__Instructions for the task__. The records should be repeated word for word, pictures excluded.

[Saved entries]
:::::
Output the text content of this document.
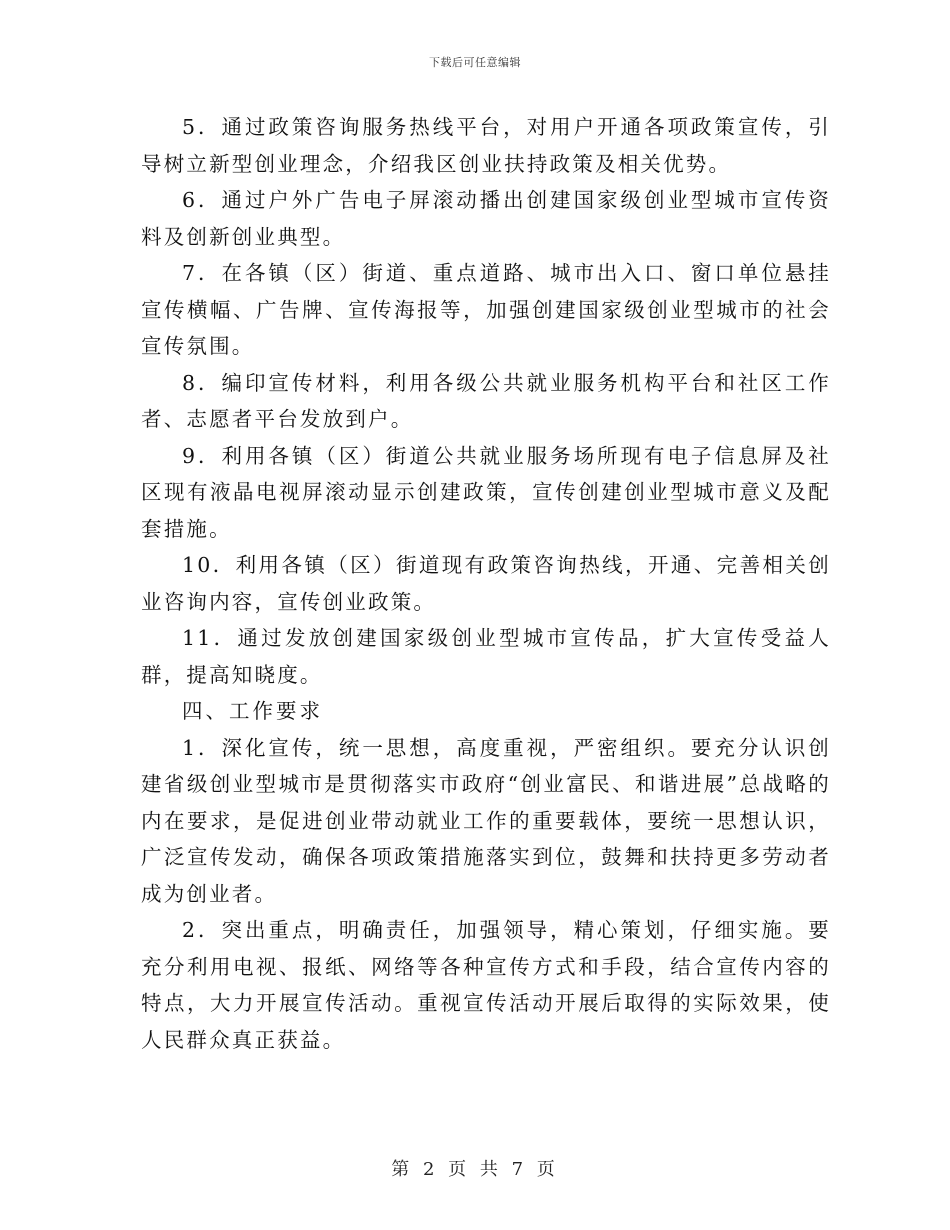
下载后可任意编辑

5．通过政策咨询服务热线平台，对用户开通各项政策宣传，引导树立新型创业理念，介绍我区创业扶持政策及相关优势。

6．通过户外广告电子屏滚动播出创建国家级创业型城市宣传资料及创新创业典型。

7．在各镇（区）街道、重点道路、城市出入口、窗口单位悬挂宣传横幅、广告牌、宣传海报等，加强创建国家级创业型城市的社会宣传氛围。

8．编印宣传材料，利用各级公共就业服务机构平台和社区工作者、志愿者平台发放到户。

9．利用各镇（区）街道公共就业服务场所现有电子信息屏及社区现有液晶电视屏滚动显示创建政策，宣传创建创业型城市意义及配套措施。

10．利用各镇（区）街道现有政策咨询热线，开通、完善相关创业咨询内容，宣传创业政策。

11．通过发放创建国家级创业型城市宣传品，扩大宣传受益人群，提高知晓度。

四、工作要求

1．深化宣传，统一思想，高度重视，严密组织。要充分认识创建省级创业型城市是贯彻落实市政府“创业富民、和谐进展”总战略的内在要求，是促进创业带动就业工作的重要载体，要统一思想认识，广泛宣传发动，确保各项政策措施落实到位，鼓舞和扶持更多劳动者成为创业者。

2．突出重点，明确责任，加强领导，精心策划，仔细实施。要充分利用电视、报纸、网络等各种宣传方式和手段，结合宣传内容的特点，大力开展宣传活动。重视宣传活动开展后取得的实际效果，使人民群众真正获益。

第 2 页 共 7 页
:::::
__Finished exercise__.
Output the text content of this document.
下载后可任意编辑

5．通过政策咨询服务热线平台，对用户开通各项政策宣传，引导树立新型创业理念，介绍我区创业扶持政策及相关优势。

6．通过户外广告电子屏滚动播出创建国家级创业型城市宣传资料及创新创业典型。

7．在各镇（区）街道、重点道路、城市出入口、窗口单位悬挂宣传横幅、广告牌、宣传海报等，加强创建国家级创业型城市的社会宣传氛围。

8．编印宣传材料，利用各级公共就业服务机构平台和社区工作者、志愿者平台发放到户。

9．利用各镇（区）街道公共就业服务场所现有电子信息屏及社区现有液晶电视屏滚动显示创建政策，宣传创建创业型城市意义及配套措施。

10．利用各镇（区）街道现有政策咨询热线，开通、完善相关创业咨询内容，宣传创业政策。

11．通过发放创建国家级创业型城市宣传品，扩大宣传受益人群，提高知晓度。

四、工作要求

1．深化宣传，统一思想，高度重视，严密组织。要充分认识创建省级创业型城市是贯彻落实市政府“创业富民、和谐进展”总战略的内在要求，是促进创业带动就业工作的重要载体，要统一思想认识，广泛宣传发动，确保各项政策措施落实到位，鼓舞和扶持更多劳动者成为创业者。

2．突出重点，明确责任，加强领导，精心策划，仔细实施。要充分利用电视、报纸、网络等各种宣传方式和手段，结合宣传内容的特点，大力开展宣传活动。重视宣传活动开展后取得的实际效果，使人民群众真正获益。

第 2 页 共 7 页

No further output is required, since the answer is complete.